Begin
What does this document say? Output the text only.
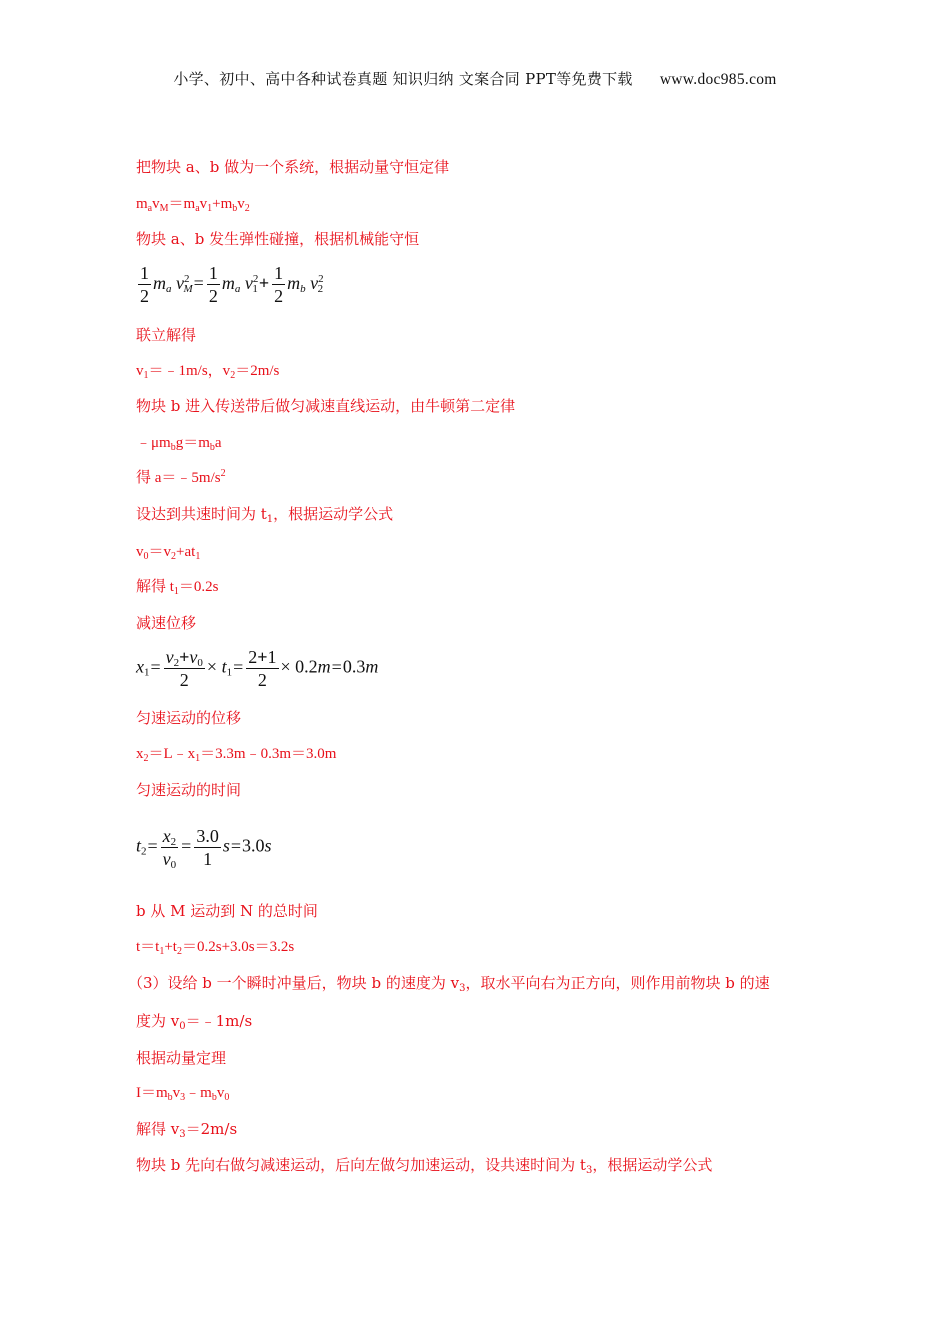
小学、初中、高中各种试卷真题 知识归纳 文案合同 PPT等免费下载 www.doc985.com
把物块 a、b 做为一个系统，根据动量守恒定律
$m_av_M=m_av_1+m_bv_2$
物块 a、b 发生弹性碰撞，根据机械能守恒
$\frac{1}{2} m_a$ $v^2_M= \frac{1}{2} m_a$ $v^2_1+ \frac{1}{2} m_b$ $v^2_2$
联立解得
$v_1=﹣1m/s$，$v_2=2m/s$
物块 b 进入传送带后做匀减速直线运动，由牛顿第二定律
$﹣\mu m_bg=m_ba$
得 $a=﹣5m/s^2$
设达到共速时间为 $t_1$，根据运动学公式
$v_0=v_2+at_1$
解得 $t_1=0.2s$
减速位移
$x_1= \frac{v_2+v_0}{2} \times t_1= \frac{2+1}{2} \times 0.2m=0.3m$
匀速运动的位移
$x_2=L﹣x_1=3.3m﹣0.3m=3.0m$
匀速运动的时间
$t_2= \frac{x_2}{v_0} = \frac{3.0}{1} s=3.0s$
b 从 M 运动到 N 的总时间
$t=t_1+t_2=0.2s+3.0s=3.2s$
（3）设给 b 一个瞬时冲量后，物块 b 的速度为 $v_3$，取水平向右为正方向，则作用前物块 b 的速
度为 $v_0=﹣1m/s$
根据动量定理
$I=m_bv_3﹣m_bv_0$
解得 $v_3=2m/s$
物块 b 先向右做匀减速运动，后向左做匀加速运动，设共速时间为 $t_3$，根据运动学公式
End
- _What is asked_
Without the pictures, restate all of the entries above verbatim.

- _Completed task_
What does this document say? Output the text only.
小学、初中、高中各种试卷真题 知识归纳 文案合同 PPT等免费下载 www.doc985.com
把物块 a、b 做为一个系统，根据动量守恒定律
$m_av_M=m_av_1+m_bv_2$
物块 a、b 发生弹性碰撞，根据机械能守恒
$\frac{1}{2} m_a$ $v^2_M= \frac{1}{2} m_a$ $v^2_1+ \frac{1}{2} m_b$ $v^2_2$
联立解得
$v_1=﹣1m/s$，$v_2=2m/s$
物块 b 进入传送带后做匀减速直线运动，由牛顿第二定律
$﹣\mu m_bg=m_ba$
得 $a=﹣5m/s^2$
设达到共速时间为 $t_1$，根据运动学公式
$v_0=v_2+at_1$
解得 $t_1=0.2s$
减速位移
$x_1= \frac{v_2+v_0}{2} \times t_1= \frac{2+1}{2} \times 0.2m=0.3m$
匀速运动的位移
$x_2=L﹣x_1=3.3m﹣0.3m=3.0m$
匀速运动的时间
$t_2= \frac{x_2}{v_0} = \frac{3.0}{1} s=3.0s$
b 从 M 运动到 N 的总时间
$t=t_1+t_2=0.2s+3.0s=3.2s$
（3）设给 b 一个瞬时冲量后，物块 b 的速度为 $v_3$，取水平向右为正方向，则作用前物块 b 的速
度为 $v_0=﹣1m/s$
根据动量定理
$I=m_bv_3﹣m_bv_0$
解得 $v_3=2m/s$
物块 b 先向右做匀减速运动，后向左做匀加速运动，设共速时间为 $t_3$，根据运动学公式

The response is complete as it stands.